◆ CONSEGNA ◆
Scrivi il seguito del testo sull’archiviazione della cava di Ca’ delle Mosche, riprendendo subito dopo l’ultima frase riportata.

◆ TESTO DA ANALIZZARE ◆
/---

Regione Lombardia mette fine alla quesione della Cava di Ca’ delle Mosche. La comunicazione stilata il 30 maggio scorso e pervenuta al Comune negli scorsi giorni conferma che la richiesta di aprire una cava in località Cascina Galvagnino da parte della della ditta Isolotto è stata archiviata, così come la valutazione di impatto ambientale volta ad avallare l’eventuale opera pubblica.

CAVA, QUESTIONE ARCHIVIATA

Come ricorda l’esponente Sel Alvaro Dellera, la questione era già stata conclusa tempo fa, ma fu riaperta dalla ditta proprietaria con una richiesta di valutazione d’impatto ambientale. L’ultimo documento conferma la chiusura definitiva del caso: la decisione della Regione ricalca la posizione delle amministrazioni comunali di Crema e Madignano, oltre che dato Consiglio Provinciale di Cremona, che si erano dichiarati contrari alla nuova apertura.

\---

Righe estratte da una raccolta

/---

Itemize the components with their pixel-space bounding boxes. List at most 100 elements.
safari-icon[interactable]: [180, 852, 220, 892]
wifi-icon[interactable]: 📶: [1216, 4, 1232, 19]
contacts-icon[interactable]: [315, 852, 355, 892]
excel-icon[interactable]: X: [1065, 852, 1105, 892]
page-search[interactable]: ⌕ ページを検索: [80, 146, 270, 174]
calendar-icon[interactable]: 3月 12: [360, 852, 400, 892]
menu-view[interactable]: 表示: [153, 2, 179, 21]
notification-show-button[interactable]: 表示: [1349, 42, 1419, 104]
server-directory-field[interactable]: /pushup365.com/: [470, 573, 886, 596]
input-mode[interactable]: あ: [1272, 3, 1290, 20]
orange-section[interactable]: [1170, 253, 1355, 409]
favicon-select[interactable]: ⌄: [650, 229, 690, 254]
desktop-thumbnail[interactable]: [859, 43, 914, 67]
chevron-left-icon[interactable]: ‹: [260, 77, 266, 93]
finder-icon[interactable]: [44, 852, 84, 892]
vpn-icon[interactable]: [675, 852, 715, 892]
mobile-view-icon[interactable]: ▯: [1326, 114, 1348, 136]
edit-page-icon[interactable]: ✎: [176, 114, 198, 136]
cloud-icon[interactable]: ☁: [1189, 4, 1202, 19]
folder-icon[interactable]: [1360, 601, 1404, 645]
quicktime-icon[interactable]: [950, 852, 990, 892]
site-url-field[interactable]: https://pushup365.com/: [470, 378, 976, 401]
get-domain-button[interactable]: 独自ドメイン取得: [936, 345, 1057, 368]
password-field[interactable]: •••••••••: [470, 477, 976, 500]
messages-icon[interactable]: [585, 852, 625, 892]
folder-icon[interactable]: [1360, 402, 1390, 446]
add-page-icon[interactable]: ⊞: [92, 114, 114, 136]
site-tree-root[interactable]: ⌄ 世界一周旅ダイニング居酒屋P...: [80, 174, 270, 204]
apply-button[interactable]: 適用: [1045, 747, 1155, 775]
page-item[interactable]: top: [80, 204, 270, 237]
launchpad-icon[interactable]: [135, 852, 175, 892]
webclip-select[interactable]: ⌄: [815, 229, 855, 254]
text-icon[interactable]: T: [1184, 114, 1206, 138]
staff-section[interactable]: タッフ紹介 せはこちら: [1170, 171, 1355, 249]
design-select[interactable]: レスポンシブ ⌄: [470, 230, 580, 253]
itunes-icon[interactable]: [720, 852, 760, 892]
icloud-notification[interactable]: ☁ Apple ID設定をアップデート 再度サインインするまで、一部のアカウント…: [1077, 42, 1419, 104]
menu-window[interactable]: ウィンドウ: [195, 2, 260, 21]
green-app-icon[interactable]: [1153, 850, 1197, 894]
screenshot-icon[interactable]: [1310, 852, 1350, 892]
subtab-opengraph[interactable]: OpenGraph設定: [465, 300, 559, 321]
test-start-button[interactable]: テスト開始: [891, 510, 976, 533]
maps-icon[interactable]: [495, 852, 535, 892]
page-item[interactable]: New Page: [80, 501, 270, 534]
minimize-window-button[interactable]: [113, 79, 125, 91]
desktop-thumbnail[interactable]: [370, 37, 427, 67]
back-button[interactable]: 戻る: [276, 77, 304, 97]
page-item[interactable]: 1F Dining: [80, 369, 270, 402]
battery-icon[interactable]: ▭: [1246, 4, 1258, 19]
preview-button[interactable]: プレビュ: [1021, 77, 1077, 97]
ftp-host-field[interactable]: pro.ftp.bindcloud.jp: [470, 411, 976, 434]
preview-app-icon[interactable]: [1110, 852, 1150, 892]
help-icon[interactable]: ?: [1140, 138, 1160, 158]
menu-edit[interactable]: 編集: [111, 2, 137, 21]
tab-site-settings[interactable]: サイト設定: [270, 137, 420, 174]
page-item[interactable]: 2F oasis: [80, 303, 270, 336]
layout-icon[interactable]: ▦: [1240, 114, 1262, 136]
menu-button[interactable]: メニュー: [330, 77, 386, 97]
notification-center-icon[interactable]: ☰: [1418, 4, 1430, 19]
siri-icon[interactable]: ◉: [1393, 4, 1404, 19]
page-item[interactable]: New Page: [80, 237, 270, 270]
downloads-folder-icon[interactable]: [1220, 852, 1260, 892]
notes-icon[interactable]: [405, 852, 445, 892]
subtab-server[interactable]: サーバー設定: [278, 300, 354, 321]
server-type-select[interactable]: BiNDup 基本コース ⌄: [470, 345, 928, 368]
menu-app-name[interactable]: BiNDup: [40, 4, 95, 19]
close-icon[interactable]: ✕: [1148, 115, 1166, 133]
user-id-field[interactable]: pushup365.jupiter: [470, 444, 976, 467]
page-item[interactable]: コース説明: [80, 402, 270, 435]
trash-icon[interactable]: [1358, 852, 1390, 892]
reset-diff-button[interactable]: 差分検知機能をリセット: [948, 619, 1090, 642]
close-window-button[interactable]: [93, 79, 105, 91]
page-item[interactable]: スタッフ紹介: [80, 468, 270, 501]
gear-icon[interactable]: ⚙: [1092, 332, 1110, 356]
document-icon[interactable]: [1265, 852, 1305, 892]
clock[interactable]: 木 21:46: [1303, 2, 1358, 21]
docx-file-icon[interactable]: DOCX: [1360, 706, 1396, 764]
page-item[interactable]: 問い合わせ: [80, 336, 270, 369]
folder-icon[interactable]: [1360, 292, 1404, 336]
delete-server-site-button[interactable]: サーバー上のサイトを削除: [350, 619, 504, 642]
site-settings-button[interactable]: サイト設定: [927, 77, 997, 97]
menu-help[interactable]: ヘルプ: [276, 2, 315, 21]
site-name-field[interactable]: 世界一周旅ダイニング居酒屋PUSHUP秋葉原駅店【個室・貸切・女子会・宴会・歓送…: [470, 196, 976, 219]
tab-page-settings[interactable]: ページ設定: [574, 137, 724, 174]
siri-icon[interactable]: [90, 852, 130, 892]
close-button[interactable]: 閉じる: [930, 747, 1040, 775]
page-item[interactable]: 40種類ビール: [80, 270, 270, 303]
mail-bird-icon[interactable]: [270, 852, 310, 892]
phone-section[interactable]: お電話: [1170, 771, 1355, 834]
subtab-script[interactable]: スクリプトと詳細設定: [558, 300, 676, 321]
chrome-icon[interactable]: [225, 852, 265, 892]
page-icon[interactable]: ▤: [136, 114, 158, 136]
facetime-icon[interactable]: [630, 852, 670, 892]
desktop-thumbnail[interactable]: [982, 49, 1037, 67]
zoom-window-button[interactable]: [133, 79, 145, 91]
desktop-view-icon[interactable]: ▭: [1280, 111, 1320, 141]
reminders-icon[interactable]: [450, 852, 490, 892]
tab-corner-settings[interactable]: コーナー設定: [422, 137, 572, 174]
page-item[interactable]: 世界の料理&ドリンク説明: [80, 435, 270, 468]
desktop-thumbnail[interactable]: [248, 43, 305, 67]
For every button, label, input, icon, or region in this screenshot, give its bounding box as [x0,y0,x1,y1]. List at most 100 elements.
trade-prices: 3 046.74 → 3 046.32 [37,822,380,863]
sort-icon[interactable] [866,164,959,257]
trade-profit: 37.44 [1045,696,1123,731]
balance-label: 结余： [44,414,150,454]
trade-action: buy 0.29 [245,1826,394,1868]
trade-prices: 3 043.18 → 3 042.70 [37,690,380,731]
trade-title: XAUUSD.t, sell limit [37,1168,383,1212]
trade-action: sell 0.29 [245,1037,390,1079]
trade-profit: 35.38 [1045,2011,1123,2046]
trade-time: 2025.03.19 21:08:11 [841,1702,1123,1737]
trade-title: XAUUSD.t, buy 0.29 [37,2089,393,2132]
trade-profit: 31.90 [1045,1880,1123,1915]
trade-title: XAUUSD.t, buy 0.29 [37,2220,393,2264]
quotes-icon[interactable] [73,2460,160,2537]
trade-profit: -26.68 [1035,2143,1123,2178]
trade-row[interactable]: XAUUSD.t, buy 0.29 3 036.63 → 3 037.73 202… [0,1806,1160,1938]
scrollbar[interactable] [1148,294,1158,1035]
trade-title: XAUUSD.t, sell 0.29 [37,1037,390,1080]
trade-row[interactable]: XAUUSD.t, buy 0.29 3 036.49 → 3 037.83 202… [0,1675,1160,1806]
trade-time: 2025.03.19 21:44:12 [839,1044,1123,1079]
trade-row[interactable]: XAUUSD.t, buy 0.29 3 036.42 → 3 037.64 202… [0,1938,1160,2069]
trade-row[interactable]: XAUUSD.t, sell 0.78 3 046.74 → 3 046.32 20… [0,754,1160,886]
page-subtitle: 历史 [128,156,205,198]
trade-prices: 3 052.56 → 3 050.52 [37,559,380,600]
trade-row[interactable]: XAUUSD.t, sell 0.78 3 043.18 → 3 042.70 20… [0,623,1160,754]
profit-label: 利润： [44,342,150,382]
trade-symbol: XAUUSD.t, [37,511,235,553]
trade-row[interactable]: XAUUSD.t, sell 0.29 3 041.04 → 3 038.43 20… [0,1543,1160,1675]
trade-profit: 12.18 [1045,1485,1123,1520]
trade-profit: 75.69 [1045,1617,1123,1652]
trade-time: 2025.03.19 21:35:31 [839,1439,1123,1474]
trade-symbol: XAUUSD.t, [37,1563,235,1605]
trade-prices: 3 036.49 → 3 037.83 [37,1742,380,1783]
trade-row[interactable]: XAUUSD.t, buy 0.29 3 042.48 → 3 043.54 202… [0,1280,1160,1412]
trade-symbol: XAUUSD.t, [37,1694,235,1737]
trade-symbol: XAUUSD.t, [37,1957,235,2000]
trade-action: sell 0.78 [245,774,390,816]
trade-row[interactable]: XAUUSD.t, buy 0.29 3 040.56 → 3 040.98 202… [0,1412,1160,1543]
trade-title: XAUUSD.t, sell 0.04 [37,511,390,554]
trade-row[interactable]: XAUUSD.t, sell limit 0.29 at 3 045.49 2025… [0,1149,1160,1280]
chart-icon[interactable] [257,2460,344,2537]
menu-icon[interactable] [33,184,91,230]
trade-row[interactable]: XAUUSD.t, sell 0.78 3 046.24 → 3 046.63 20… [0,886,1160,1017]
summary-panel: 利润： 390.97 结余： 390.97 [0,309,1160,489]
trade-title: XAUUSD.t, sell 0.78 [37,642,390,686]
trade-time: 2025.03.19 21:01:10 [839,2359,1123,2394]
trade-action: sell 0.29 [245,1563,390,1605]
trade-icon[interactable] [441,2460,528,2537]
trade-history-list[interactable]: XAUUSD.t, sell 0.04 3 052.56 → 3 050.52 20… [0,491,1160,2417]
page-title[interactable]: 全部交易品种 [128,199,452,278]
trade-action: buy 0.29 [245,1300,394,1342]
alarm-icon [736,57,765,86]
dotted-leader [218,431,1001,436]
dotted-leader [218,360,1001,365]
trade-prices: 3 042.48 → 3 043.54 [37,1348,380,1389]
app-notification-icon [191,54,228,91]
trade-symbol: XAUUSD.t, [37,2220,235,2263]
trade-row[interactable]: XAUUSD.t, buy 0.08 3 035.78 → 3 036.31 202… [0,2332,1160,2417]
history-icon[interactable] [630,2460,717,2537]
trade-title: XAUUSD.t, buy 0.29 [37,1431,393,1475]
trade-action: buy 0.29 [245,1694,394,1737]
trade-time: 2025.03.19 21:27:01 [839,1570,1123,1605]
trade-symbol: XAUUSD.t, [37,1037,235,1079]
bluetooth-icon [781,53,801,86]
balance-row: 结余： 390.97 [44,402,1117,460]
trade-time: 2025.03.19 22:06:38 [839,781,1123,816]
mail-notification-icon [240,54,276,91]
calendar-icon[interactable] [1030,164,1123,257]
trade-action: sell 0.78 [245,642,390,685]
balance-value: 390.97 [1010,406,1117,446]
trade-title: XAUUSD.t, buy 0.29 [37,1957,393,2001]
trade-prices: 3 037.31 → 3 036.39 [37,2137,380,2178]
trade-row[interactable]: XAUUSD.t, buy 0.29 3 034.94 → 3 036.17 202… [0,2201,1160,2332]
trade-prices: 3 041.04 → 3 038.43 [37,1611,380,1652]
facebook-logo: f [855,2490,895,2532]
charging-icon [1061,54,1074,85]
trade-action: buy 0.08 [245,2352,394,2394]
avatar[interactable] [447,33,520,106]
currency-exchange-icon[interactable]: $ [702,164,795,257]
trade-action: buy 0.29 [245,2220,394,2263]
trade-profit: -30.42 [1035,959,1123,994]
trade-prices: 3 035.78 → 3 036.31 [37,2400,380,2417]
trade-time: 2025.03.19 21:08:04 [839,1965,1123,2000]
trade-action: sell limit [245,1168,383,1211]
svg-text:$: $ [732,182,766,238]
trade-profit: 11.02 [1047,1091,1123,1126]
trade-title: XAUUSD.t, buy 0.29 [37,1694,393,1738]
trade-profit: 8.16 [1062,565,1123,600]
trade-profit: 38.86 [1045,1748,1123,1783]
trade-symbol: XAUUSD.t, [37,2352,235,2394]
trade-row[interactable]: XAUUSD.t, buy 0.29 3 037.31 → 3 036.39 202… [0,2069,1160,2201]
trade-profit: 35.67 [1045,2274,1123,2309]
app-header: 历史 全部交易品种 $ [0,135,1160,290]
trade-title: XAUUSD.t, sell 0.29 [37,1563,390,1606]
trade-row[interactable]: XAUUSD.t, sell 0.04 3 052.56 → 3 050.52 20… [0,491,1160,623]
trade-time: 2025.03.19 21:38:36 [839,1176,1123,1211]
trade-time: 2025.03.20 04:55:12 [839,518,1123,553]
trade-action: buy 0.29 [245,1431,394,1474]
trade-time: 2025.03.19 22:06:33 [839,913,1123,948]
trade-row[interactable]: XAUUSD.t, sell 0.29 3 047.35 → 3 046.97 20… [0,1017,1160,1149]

\---

◆ RISPOSTA FINALE ◆
UN ITER DIFFICILE

La “battaglia di Ca’ delle Mosche” era stata mossa inizialmente da Sinistra Ecologia e Libertà, che esprime grande soddisfazione per la conclusione in positivo della vicenda. Proprio in questo periodo infatti si sta discutendo la proposta di legge che impegnerà il Consiglio Regionale ad esprimersi e deliberare a favore della tutela territoriale. Sarà poi necessario regolamentare il settore degli inerti ridistribuendo in modo equo i carichi delle estrazioni in relazoine ai bisogni provinciali. Sel conferma che s’impegnerà nella stesura delle osservazioni alla proposta di legge, con conseguente valutazione e votazione nel Consiglio Provinciale e nei Consigli Comunali di tutto il territorio.